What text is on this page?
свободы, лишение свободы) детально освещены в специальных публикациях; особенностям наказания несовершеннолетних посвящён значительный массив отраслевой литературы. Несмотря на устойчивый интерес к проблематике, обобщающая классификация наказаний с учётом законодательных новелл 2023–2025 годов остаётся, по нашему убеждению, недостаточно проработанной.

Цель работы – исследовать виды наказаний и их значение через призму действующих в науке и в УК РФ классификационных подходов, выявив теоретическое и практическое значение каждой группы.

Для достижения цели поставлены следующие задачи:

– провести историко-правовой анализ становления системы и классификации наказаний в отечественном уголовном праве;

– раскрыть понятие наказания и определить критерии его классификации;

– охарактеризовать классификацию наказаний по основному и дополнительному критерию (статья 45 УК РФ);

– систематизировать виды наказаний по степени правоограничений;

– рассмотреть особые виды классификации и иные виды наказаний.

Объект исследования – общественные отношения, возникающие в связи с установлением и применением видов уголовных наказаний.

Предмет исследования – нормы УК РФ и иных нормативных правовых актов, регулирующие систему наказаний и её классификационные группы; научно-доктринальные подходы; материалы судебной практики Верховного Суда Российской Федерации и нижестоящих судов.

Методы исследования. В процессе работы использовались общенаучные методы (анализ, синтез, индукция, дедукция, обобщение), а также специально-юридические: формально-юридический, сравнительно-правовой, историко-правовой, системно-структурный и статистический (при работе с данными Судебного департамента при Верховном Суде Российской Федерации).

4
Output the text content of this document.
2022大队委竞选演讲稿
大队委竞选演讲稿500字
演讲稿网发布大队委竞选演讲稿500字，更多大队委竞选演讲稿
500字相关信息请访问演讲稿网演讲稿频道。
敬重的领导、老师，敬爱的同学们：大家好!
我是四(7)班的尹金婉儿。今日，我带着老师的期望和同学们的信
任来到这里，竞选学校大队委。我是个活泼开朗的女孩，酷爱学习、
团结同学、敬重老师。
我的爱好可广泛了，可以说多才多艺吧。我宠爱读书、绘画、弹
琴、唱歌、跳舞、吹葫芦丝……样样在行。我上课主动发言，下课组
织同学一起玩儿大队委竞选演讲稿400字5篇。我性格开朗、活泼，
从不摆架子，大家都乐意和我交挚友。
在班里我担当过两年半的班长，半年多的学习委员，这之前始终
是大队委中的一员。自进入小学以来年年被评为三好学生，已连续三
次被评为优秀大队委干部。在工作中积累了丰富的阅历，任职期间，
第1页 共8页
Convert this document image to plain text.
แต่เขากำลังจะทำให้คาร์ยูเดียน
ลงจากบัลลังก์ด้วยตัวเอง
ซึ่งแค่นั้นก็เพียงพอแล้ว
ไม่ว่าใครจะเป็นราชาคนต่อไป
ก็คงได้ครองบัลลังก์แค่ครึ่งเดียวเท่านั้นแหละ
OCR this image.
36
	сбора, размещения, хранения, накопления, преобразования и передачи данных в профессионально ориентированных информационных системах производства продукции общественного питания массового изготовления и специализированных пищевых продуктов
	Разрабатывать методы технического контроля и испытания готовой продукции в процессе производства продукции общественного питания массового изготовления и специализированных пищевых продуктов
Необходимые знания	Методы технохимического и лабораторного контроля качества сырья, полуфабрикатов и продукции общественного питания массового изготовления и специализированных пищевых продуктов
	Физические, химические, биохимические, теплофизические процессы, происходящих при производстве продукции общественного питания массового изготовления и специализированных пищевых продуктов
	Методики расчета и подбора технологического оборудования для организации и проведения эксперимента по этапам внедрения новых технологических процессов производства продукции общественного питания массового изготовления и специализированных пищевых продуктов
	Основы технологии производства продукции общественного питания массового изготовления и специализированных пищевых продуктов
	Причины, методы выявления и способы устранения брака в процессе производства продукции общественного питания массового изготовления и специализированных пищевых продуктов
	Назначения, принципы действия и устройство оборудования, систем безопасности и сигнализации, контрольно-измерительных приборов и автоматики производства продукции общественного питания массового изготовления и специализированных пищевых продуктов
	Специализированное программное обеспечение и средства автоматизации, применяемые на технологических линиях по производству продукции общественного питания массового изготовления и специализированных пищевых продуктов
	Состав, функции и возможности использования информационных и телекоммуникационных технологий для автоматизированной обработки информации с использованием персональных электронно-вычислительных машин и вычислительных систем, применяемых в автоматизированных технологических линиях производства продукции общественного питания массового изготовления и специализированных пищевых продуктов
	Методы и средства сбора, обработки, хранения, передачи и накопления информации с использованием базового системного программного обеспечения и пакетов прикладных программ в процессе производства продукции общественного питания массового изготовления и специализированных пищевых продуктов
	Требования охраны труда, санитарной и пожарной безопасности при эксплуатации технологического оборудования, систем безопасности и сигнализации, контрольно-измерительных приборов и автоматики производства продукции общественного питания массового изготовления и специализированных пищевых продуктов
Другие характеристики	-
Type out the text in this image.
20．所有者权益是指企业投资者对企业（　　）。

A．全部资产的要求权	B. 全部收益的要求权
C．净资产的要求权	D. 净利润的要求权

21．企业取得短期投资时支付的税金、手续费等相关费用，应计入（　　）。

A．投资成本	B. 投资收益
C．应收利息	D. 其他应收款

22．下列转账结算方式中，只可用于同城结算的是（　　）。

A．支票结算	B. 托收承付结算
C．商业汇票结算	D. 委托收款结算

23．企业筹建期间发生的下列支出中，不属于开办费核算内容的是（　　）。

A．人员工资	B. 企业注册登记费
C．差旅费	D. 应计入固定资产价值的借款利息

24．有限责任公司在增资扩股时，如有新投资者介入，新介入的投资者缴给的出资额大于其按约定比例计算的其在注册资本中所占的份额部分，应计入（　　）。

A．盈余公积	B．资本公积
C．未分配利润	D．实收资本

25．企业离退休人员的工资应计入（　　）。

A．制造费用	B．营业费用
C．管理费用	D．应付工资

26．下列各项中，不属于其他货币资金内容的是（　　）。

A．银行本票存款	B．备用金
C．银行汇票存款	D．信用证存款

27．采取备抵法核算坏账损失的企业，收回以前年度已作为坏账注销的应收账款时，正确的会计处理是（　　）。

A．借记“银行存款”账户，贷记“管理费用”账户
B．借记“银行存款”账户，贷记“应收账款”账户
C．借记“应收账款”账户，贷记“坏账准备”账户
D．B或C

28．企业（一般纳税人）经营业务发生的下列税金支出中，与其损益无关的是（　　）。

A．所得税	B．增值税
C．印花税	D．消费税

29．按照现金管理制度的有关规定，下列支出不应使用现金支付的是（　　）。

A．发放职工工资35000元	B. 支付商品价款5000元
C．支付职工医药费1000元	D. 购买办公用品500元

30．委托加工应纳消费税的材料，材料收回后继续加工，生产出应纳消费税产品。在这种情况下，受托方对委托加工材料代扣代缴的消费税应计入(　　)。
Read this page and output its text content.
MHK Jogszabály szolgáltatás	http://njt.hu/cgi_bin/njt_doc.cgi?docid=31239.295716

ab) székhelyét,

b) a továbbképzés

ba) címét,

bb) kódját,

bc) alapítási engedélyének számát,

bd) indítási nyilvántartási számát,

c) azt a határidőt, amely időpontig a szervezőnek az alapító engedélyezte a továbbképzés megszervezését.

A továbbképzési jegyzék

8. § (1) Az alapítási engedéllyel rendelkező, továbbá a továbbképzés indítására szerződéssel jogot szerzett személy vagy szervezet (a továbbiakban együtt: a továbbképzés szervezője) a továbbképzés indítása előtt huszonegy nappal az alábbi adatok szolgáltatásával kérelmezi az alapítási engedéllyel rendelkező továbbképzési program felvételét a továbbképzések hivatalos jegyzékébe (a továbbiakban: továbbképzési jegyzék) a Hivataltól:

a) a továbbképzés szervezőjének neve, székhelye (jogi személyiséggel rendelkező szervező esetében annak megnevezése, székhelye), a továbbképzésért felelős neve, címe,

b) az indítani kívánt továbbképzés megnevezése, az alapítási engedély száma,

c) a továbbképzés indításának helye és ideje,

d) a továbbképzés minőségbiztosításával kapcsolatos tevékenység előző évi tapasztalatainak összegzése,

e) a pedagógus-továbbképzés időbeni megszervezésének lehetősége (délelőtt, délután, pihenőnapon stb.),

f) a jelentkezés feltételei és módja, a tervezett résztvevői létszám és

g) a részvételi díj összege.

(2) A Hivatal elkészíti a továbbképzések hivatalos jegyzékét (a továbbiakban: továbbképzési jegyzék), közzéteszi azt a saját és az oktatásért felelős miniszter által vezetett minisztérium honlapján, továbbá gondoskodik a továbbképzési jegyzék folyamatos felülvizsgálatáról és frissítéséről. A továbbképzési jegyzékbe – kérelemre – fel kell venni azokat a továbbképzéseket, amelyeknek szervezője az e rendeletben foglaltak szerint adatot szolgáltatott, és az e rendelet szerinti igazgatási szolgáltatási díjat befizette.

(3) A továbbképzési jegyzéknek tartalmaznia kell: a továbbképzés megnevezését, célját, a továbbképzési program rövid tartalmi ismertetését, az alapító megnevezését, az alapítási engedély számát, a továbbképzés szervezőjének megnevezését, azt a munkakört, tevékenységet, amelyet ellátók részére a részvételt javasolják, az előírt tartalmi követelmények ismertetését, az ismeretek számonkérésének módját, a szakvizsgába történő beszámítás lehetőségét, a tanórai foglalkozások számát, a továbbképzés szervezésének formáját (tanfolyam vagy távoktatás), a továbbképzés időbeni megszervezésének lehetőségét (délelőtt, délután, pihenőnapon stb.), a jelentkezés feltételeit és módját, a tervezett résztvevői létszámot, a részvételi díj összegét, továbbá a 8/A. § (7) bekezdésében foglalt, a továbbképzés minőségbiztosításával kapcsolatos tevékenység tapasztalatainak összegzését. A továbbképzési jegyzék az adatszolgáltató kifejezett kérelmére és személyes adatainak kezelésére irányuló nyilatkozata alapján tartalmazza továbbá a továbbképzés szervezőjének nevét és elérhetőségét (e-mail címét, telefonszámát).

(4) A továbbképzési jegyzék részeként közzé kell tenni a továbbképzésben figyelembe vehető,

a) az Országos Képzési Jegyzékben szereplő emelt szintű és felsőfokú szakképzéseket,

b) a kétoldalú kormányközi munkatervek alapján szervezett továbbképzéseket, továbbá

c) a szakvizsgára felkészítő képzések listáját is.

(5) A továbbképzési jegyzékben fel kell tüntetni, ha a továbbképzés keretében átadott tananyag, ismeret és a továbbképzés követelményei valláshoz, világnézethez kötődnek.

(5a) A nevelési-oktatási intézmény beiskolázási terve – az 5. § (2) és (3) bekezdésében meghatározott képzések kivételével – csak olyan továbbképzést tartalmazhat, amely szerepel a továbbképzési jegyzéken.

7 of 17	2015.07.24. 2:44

→ Written problem
From the listing above, pick out every line containing "классификации".

→ The response
– провести историко-правовой анализ становления системы и классификации наказаний в отечественном уголовном праве;
– раскрыть понятие наказания и определить критерии его классификации;
– рассмотреть особые виды классификации и иные виды наказаний.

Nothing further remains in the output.